Short exercise a :: List the specific types of multimedia segments that the excerpt below says were modelled inside the MSO.

Excerpt ::
* START *

2 Knowledge-base Infrastructure Based on the above, we propose a comprehensive Ontology Infrastructure, the components of which will be described in this section. The challenge is that the hybrid nature of multimedia data must be necessarily reflected in the ontology architecture that represents and links multimedia and content layers. Fig. 1 summarizes the developed knowledge infrastructure. Our framework uses RDFS (Resource Description Framework Schema) as modelling language. This decision reflects the fact that a full usage of the increased expressiveness of OWL (Web Ontology Language) requires specialized and advanced inference engines that are still not in mature state, especially when dealing with large numbers of instances with slot fillers. 2

Fig. 1. Ontology Structure Overview

2.1 Ontology Infrastructure The Core Ontology’s role in this overall framework is to serve as a starting point for the construction of new ontologies, to provide a reference point for comparisons among different ontological approaches and to serve as a bridge between existing ontologies. In our framework, we have used DOLCE [8] for this purpose. DOLCE was explicitly designed as a core ontology, is minimal in that it includes only the most reusable and widely applicable upper-level categories, rigorous in terms of axiomatization and extensively researched and documented. Multimedia Ontologies model the domain of multimedia data, especially the visualizations in still images and videos in terms of low-level features and media structure descriptions. Structure and semantics are carefully modelled to be largely consistent with existing multimedia description standards like MPEG-7. Based on MPEG-7’s Visual Part [10] and Multimedia Description Scheme [11], we have created the following two ontologies: The Visual Descriptor Ontology (VDO) [12] contains the representations of the MPEG-7 visual descriptors and models Concepts and Properties that describe visual characteristics of objects. By the term descriptor we mean a specific representation of a visual feature (color, shape, texture, etc) that defines the syntax and the semantics of a specific aspect of the feature (dominant color, region shape, etc). Although the construction of the VDO is tightly coupled with the specification of the MPEG-7 Visual Part, several modifications were carried out in order to adapt to the XML Schema provided by MPEG-7 to an ontology and the data type representations available in RDF Schema. The Multimedia Structure Ontology (MSO) models basic multimedia entities from the MPEG-7 Multimedia Description Scheme and mutual relations like decomposition. MPEG-7 provides a number of tools for describing the structure of multimedia content in time and space. The Segment DS (Section 11 of [11]) describes a spatial and/or temporal fragment of multimedia content and a number of specialized subclasses are derived from that. These subclasses, that describe specific types of multimedia segments (such as video segments, moving regions, still regions and mosaics), along with their relations, have been modelled inside the MSO. Domain Ontologies, in the multimedia annotation framework, are meant to model the content layer of multimedia content with respect to specific real-world domains, 3

such as sports events like tennis. All domain ontologies are explicitly based on or aligned to the DOLCE core ontology, and thus connected by high-level concepts, what in turn assures interoperability between different domain ontologies at a later stage. They are defined in a way to provide a general model of the domain, with focus on the users´ specific point of view. In general, the domain ontology needs to model the domain in a way that on the one hand the retrieval of multimedia becomes more efficient for the user application and on the other hand the included concepts can also be automatically extracted from the multimedia layer. In other words, the concepts have to be recognizable by automatic analysis methods, but need to remain comprehensible for a human. 2.2 M-OntoMat-Annotizer Framework In order to exploit the ontology infrastructure presented above and annotate the domain ontologies with low-level multimedia descriptors the usage of a tool is necessary. The implemented framework is called M-OntoMat-Annotizer 1 (M stands for Multimedia) [13]. The development was based on an extension of the CREAM (CREAting Metadata for the Semantic Web) framework [9] and its reference implementation, OntoMatAnnotizer2 .For this reason, the Visual Descriptor Extraction Tool (VDE) tool was implemented as a plug-in to OntoMat-Annotizer and is the core component for extending its capabilities and supporting the initialization of ontologies with low-level multimedia features. The VDE plug-in manages the overall low-level feature extraction and linking process by communicating with the other components.

* END *

Supplied material ::

* START *

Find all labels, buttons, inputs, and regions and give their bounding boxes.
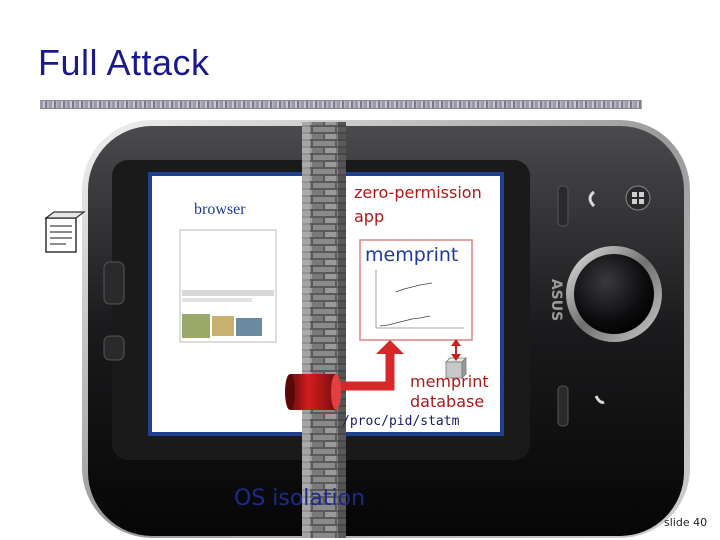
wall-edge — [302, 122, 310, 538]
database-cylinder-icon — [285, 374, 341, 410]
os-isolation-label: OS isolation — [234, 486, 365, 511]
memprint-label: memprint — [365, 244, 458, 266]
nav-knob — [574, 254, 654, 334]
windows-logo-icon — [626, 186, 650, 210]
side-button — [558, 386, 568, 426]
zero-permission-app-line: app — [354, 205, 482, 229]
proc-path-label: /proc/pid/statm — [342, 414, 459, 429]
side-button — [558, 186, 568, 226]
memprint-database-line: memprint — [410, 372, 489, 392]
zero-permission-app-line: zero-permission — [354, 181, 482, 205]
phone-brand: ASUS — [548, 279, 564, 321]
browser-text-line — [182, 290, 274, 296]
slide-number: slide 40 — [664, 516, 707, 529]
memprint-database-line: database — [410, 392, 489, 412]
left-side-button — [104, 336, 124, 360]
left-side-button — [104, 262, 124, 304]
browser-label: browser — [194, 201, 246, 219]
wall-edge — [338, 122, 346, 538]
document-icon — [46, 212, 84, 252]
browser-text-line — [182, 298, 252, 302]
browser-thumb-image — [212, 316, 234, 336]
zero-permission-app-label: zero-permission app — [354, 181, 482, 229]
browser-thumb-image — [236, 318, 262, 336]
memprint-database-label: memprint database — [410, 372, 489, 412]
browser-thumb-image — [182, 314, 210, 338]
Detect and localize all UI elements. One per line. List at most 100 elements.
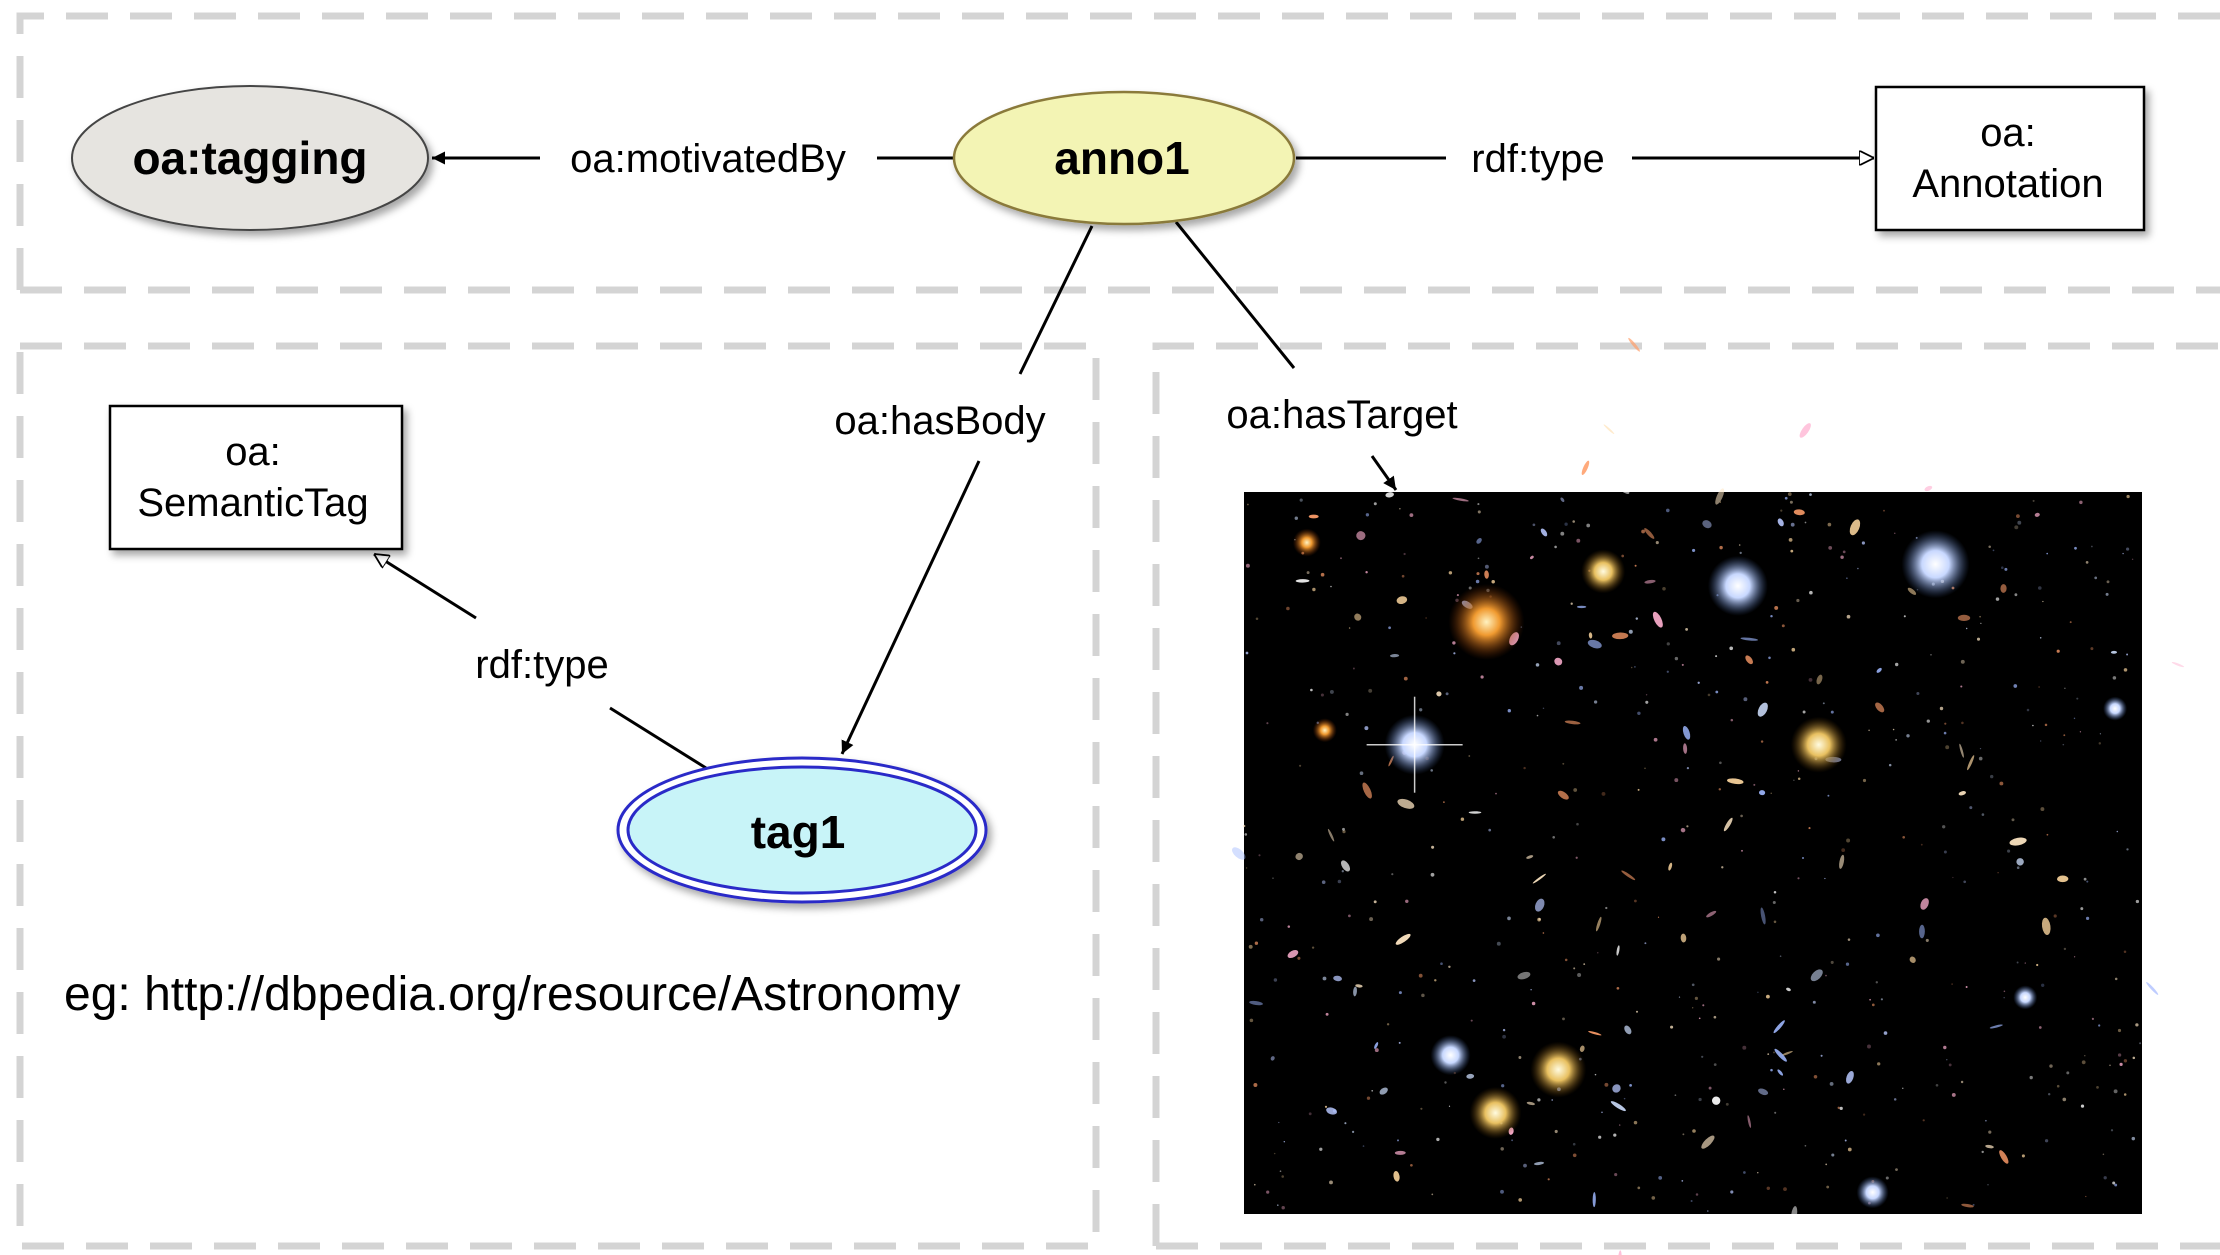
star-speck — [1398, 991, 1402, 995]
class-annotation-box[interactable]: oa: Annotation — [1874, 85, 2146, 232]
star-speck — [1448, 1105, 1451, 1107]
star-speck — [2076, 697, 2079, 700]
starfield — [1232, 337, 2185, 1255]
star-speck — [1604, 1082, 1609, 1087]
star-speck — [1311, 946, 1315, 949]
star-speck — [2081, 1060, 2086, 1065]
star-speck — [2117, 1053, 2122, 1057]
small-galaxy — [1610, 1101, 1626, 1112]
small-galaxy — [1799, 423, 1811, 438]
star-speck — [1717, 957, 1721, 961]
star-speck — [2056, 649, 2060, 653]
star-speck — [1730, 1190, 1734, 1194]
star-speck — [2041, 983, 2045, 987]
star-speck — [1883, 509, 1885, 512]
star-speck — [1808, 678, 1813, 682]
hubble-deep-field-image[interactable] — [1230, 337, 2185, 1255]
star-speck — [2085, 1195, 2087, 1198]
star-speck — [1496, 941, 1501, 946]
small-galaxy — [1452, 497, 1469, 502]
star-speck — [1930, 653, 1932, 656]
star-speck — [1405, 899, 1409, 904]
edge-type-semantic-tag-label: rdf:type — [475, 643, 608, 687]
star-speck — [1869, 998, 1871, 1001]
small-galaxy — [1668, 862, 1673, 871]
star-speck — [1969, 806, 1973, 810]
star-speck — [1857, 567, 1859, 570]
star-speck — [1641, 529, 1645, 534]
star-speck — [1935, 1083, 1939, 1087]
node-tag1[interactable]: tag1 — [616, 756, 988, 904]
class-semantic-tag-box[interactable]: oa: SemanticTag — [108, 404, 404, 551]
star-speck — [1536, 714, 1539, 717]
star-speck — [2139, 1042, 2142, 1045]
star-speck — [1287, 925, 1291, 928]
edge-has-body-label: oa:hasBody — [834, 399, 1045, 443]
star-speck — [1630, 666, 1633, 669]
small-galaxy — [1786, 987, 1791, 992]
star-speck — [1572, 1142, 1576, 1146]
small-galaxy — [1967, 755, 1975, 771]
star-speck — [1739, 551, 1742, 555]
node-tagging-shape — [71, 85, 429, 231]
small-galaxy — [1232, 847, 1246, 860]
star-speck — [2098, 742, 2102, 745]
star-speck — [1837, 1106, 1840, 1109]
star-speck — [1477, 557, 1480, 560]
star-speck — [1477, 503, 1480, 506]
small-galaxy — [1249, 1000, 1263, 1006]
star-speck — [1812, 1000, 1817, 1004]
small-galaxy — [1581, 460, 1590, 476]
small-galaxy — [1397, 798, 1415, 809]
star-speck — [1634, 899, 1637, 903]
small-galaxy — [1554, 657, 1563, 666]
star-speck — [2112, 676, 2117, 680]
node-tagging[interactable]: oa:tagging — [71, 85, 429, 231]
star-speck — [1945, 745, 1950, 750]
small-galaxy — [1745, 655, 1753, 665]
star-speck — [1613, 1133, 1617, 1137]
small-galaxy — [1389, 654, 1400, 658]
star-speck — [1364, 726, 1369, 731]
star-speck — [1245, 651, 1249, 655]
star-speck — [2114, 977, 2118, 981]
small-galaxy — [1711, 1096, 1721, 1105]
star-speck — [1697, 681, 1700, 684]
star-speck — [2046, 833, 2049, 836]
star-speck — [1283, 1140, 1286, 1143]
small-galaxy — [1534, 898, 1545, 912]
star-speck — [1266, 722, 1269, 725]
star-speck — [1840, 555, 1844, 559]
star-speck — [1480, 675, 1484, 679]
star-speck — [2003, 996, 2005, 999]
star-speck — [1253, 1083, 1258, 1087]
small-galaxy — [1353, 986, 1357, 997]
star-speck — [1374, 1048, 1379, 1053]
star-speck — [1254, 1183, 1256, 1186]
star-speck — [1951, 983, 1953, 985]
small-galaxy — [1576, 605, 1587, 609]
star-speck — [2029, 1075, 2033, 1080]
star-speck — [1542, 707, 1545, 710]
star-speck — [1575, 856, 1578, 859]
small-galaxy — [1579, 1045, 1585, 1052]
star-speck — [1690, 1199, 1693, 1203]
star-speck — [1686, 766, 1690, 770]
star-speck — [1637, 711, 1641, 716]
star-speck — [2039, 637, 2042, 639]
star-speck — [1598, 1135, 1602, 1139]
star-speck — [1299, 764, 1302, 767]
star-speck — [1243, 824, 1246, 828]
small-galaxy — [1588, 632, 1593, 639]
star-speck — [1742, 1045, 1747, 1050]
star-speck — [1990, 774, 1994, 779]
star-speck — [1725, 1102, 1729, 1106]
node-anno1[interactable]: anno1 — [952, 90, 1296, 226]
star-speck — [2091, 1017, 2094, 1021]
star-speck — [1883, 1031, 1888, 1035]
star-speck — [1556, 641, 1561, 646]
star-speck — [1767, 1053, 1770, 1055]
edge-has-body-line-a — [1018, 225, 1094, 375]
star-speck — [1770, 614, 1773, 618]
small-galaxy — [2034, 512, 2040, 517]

* END *
* START *

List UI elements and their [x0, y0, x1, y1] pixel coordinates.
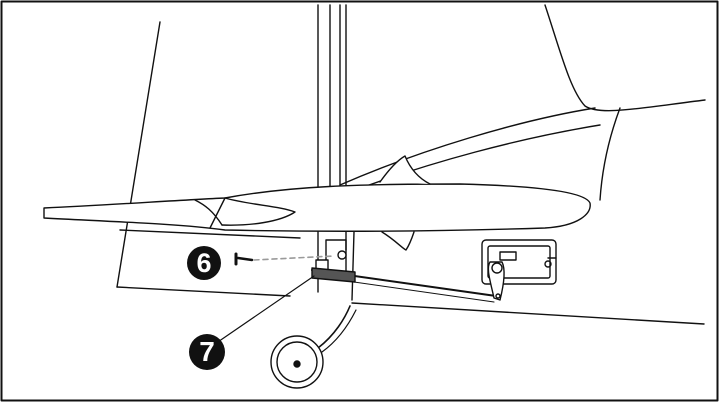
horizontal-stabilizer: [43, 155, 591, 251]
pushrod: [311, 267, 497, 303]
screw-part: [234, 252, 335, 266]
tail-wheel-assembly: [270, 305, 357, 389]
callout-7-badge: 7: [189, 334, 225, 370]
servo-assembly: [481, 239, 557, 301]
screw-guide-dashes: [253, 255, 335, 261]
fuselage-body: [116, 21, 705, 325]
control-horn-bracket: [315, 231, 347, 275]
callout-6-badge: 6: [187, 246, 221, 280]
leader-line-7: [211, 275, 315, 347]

* END *

Short exercise b :: From the records, copy everything from the line containing "Detect and localize" down to the line containing "star-speck — [1857, 567, 1859, 570]", both included, without the pictures.

Exercise output a :: video segments, moving regions, still regions, mosaics

Exercise output b ::
Detect and localize all UI elements. One per line. List at most 100 elements.
star-speck — [1398, 991, 1402, 995]
class-annotation-box[interactable]: oa: Annotation — [1874, 85, 2146, 232]
star-speck — [1448, 1105, 1451, 1107]
star-speck — [2076, 697, 2079, 700]
starfield — [1232, 337, 2185, 1255]
star-speck — [1604, 1082, 1609, 1087]
star-speck — [1311, 946, 1315, 949]
star-speck — [2081, 1060, 2086, 1065]
star-speck — [2117, 1053, 2122, 1057]
small-galaxy — [1610, 1101, 1626, 1112]
small-galaxy — [1799, 423, 1811, 438]
star-speck — [1717, 957, 1721, 961]
star-speck — [2056, 649, 2060, 653]
star-speck — [1730, 1190, 1734, 1194]
star-speck — [2041, 983, 2045, 987]
star-speck — [1883, 509, 1885, 512]
star-speck — [1808, 678, 1813, 682]
hubble-deep-field-image[interactable] — [1230, 337, 2185, 1255]
star-speck — [2085, 1195, 2087, 1198]
star-speck — [1496, 941, 1501, 946]
small-galaxy — [1452, 497, 1469, 502]
star-speck — [1930, 653, 1932, 656]
star-speck — [1405, 899, 1409, 904]
edge-type-semantic-tag-label: rdf:type — [475, 643, 608, 687]
star-speck — [1869, 998, 1871, 1001]
small-galaxy — [1668, 862, 1673, 871]
star-speck — [1969, 806, 1973, 810]
star-speck — [1857, 567, 1859, 570]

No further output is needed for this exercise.